- _REQUIRED ACTIONS_:
1. In the post on Wavenet poem generation, roughly how long does it take for a reasonable training result to emerge?
2. List every quality that the Wavenet poem generation post says the generated poems lack.
3. Copy the part of the Wavenet poem generation post starting at "For the past" and ending at "incandescent perpetual voice.".

- _EXTRACT_:
=====

Wavenet for Poem Generation: preliminary results

For the past week, I’ve been running a port of the Wavenet algorithm to generate poems. A reasonable training result emerges in about 24 hours, — a trained model that can generate immense amounts of text relatively quickly. On a laptop. (Code: github). By reasonable I mean the poems do not have any real sense, no sentient self, no coherent narrative, nor epic structure. But they do have cadence, they do not repeat, new words are plausible, and they have adopted a scattered open line style characteristic of the late twentieth century corpus on which they were trained. Much more lucid than Schwitters’ Ursonate, output is reminiscent of Beckett’s Not I : ranting incandescent perpetual voice.


Remember, these are evolutionary amoebas, toddlers just learning to babble. The amazing thing is that without being given any syntax rules, they are speaking, generating a kind of prototypical glossolalia poem, character by character. Note: models are like wines, idiosyncratic reservoirs, the output of each has a distinct taste, — some have mastered open lines, others mutter densely, many mangle words to make neologisms  — each has obsessions. The Wavenet algorithm is analogous to a winery: its processes ensure that all of the models are similar. Tensorflow is the local region; recursive neural nets form the ecosystem. The corpus is the grapes.

=====

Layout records
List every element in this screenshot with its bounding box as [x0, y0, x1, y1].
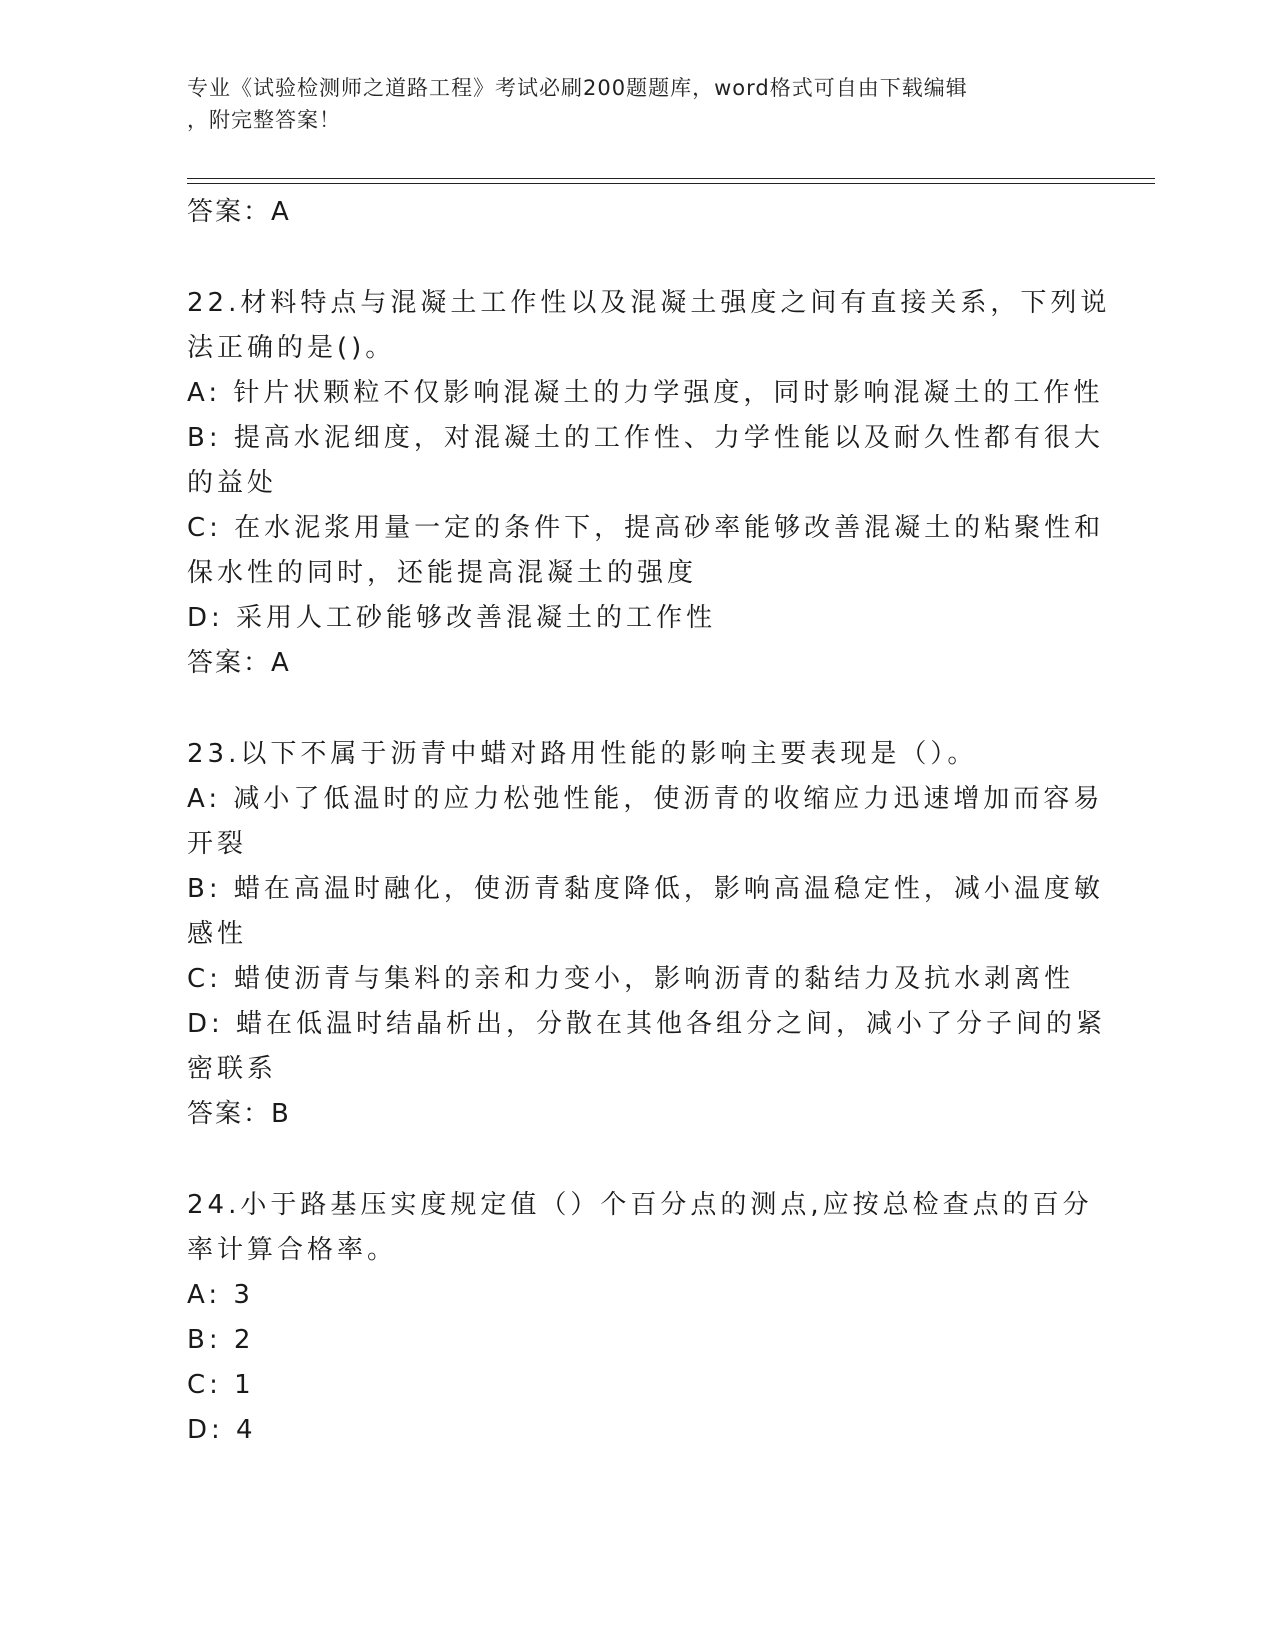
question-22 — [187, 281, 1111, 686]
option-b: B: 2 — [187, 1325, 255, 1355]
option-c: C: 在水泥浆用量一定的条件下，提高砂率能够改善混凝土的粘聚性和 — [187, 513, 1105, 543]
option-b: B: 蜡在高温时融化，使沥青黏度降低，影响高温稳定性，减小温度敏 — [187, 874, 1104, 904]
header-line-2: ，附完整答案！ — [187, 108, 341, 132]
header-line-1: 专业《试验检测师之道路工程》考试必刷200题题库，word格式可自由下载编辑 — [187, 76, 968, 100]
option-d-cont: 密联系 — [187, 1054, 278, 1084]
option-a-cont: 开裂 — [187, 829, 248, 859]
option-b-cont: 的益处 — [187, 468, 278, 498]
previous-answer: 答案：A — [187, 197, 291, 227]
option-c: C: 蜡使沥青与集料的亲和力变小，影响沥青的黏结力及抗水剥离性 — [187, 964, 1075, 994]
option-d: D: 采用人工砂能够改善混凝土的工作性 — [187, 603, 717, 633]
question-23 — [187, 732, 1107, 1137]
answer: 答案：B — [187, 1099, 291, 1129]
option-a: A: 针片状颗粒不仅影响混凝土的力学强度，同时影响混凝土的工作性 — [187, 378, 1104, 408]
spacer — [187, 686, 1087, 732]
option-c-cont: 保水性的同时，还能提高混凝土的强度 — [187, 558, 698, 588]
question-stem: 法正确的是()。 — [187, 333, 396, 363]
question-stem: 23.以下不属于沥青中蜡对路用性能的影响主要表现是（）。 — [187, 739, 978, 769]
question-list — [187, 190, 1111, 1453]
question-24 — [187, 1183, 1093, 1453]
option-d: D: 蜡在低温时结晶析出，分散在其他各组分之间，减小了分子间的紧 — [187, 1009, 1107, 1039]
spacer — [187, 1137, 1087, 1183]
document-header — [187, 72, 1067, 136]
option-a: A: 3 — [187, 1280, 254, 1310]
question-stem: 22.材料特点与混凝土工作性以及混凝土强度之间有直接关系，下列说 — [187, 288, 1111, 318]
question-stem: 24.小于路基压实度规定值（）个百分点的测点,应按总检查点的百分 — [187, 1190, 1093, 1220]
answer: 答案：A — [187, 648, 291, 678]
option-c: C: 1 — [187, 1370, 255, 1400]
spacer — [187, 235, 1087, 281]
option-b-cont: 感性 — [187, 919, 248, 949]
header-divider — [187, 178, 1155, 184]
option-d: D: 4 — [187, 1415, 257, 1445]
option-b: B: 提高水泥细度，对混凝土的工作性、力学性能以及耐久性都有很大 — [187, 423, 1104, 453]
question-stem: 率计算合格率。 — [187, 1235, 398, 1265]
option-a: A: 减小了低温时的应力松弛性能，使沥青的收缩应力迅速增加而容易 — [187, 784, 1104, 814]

=====

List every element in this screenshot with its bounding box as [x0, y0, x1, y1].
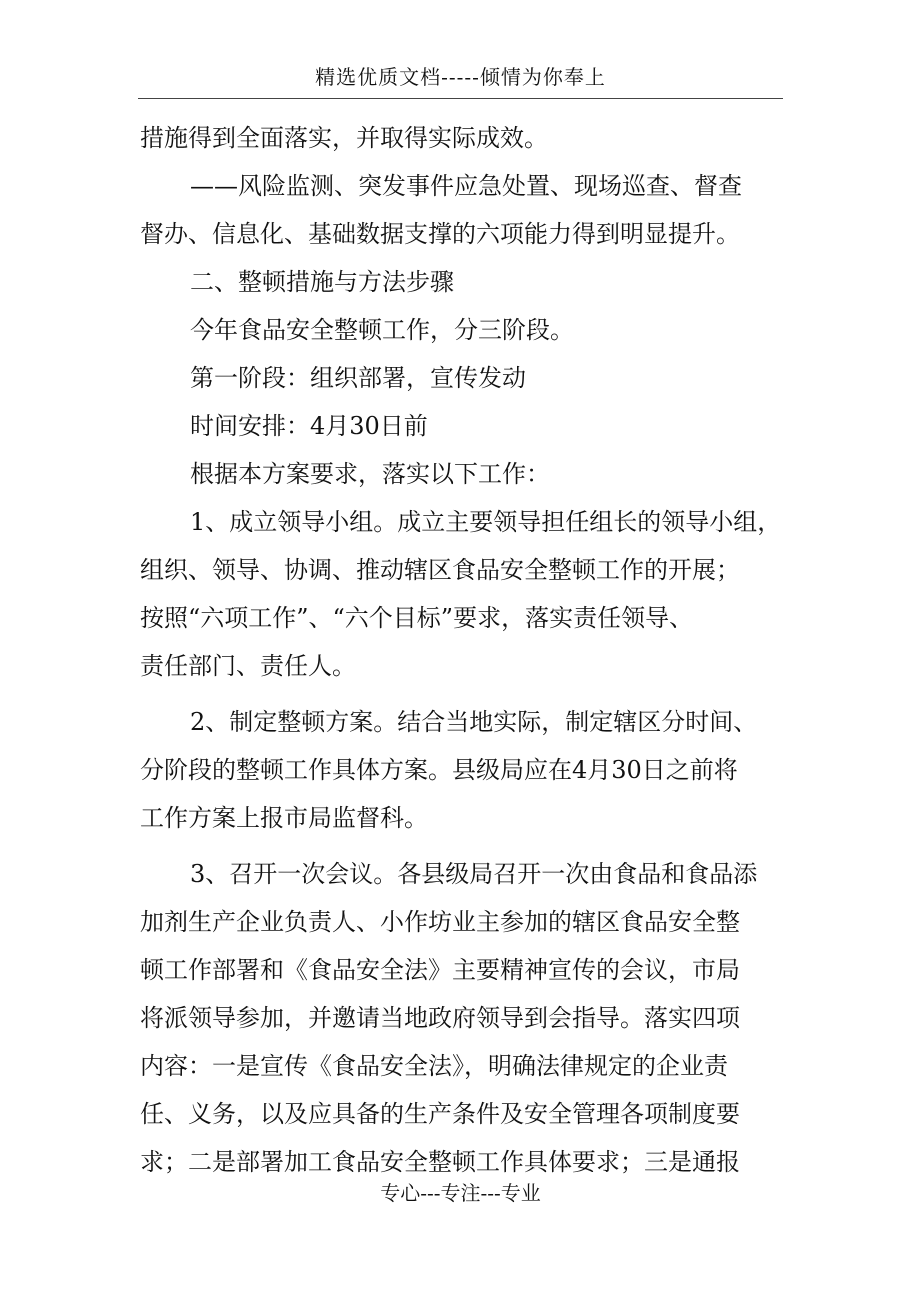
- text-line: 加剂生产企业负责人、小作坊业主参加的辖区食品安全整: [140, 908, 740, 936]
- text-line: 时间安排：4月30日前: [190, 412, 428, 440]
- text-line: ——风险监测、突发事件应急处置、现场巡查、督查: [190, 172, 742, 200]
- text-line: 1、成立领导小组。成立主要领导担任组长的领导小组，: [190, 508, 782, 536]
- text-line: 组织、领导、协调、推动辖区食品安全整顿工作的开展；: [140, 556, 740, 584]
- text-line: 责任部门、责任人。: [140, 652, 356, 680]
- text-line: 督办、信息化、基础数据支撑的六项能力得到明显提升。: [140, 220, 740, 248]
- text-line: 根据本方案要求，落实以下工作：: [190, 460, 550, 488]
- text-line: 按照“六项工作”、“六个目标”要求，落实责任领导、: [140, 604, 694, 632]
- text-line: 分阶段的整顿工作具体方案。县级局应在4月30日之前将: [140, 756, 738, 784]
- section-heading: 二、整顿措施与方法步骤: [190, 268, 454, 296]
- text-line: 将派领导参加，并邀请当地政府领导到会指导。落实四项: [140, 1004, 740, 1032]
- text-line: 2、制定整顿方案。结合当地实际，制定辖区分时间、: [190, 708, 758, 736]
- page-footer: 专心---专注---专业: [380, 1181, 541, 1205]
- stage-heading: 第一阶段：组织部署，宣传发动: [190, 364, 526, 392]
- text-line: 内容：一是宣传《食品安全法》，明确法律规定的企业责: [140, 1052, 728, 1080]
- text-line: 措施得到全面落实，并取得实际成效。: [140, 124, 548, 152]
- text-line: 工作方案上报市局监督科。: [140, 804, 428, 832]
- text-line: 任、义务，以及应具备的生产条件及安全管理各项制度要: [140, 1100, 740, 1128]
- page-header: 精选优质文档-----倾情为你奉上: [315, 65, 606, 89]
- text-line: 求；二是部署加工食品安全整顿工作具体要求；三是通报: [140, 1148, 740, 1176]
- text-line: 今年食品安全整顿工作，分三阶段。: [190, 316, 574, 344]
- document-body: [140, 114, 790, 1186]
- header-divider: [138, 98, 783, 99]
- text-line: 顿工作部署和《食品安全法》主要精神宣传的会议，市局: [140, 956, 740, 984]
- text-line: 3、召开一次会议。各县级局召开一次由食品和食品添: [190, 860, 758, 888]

=====

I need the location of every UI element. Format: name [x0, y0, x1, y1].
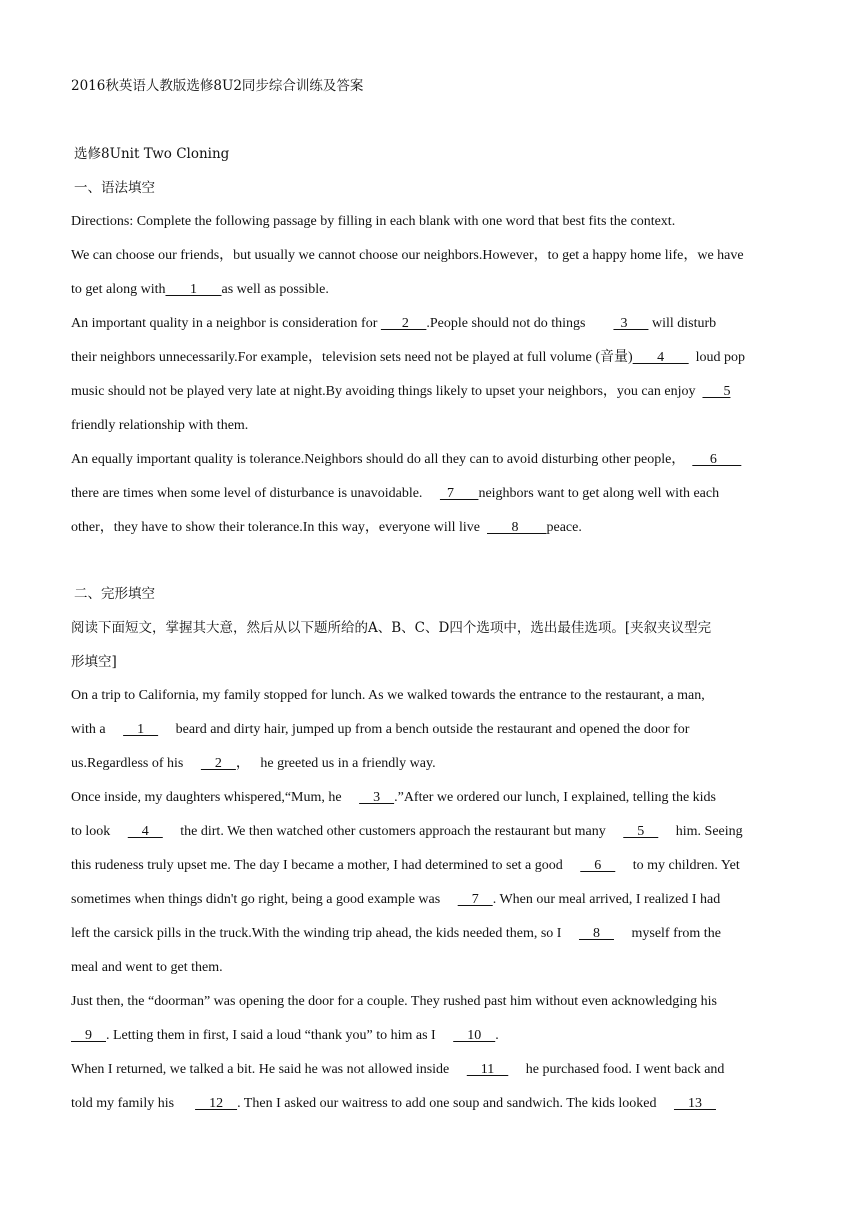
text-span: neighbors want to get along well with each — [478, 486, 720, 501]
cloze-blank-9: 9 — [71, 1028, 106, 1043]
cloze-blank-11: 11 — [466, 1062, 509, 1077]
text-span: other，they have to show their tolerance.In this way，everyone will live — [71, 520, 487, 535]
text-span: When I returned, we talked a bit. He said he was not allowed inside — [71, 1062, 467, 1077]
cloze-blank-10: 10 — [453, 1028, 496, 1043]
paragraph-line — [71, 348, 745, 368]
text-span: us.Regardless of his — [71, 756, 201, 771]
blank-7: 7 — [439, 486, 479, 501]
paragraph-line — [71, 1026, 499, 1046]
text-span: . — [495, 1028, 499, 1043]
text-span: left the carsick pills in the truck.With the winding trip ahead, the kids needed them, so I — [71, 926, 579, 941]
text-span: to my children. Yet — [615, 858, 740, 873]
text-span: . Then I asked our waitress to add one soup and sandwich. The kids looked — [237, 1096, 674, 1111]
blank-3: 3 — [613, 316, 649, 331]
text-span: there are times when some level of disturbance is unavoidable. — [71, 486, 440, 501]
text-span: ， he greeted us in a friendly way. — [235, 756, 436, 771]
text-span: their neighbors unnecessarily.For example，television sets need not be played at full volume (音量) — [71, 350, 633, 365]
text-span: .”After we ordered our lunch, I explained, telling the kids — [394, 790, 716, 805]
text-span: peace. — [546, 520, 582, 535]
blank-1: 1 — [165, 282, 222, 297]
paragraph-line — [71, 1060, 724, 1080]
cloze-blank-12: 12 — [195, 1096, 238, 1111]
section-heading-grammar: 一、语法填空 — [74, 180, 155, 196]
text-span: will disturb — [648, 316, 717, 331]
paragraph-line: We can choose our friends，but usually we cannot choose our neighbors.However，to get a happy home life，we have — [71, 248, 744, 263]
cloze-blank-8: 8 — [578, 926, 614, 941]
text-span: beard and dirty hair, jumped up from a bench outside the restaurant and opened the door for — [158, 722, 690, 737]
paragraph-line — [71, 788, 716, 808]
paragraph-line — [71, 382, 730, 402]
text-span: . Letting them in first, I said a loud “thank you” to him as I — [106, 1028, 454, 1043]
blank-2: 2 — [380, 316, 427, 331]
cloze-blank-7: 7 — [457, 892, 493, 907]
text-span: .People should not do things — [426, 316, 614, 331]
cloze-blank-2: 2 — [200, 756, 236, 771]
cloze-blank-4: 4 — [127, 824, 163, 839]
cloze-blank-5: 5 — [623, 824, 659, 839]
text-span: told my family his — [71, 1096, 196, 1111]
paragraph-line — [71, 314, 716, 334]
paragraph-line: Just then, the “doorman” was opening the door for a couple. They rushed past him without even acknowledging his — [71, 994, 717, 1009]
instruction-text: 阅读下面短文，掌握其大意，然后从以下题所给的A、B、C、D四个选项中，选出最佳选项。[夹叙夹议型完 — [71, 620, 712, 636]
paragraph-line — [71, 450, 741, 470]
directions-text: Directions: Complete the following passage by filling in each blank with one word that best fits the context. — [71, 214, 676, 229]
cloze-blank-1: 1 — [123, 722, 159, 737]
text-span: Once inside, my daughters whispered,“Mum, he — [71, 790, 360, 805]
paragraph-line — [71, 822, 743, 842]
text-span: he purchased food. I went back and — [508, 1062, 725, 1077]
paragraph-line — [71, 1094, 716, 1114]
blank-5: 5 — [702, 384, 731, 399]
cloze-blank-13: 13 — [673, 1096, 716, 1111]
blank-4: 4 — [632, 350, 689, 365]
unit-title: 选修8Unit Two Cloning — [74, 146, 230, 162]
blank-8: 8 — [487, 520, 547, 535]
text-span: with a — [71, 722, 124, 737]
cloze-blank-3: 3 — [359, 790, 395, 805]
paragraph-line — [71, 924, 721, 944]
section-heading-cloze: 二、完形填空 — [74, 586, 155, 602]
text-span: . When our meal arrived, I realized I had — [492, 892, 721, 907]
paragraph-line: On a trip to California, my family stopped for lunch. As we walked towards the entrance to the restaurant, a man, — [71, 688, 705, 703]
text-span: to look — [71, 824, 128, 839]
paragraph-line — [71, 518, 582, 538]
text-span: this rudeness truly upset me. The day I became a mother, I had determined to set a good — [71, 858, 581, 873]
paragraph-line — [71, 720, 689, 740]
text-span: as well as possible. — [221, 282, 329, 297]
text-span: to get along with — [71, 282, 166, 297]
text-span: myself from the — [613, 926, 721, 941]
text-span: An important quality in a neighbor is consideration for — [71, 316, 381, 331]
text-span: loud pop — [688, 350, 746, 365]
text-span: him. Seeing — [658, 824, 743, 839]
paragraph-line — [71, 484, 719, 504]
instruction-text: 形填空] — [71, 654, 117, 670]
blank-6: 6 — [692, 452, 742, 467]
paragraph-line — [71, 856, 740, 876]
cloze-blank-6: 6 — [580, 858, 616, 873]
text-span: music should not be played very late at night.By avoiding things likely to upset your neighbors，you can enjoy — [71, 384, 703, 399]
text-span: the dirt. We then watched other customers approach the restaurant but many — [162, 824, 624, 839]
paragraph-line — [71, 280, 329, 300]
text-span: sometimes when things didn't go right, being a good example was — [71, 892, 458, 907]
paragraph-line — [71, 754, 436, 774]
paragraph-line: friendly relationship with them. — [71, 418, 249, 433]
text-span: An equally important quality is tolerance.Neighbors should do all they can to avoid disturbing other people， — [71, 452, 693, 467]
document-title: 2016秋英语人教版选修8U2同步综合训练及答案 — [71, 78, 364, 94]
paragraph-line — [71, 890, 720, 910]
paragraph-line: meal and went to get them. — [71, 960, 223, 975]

=====

- _THE ANSWERS_:
1. About 24 hours.

2. Real sense, a sentient self, a coherent narrative, and epic structure.

3.
For the past week, I’ve been running a port of the Wavenet algorithm to generate poems. A reasonable training result emerges in about 24 hours, — a trained model that can generate immense amounts of text relatively quickly. On a laptop. (Code: github). By reasonable I mean the poems do not have any real sense, no sentient self, no coherent narrative, nor epic structure. But they do have cadence, they do not repeat, new words are plausible, and they have adopted a scattered open line style characteristic of the late twentieth century corpus on which they were trained. Much more lucid than Schwitters’ Ursonate, output is reminiscent of Beckett’s Not I : ranting incandescent perpetual voice.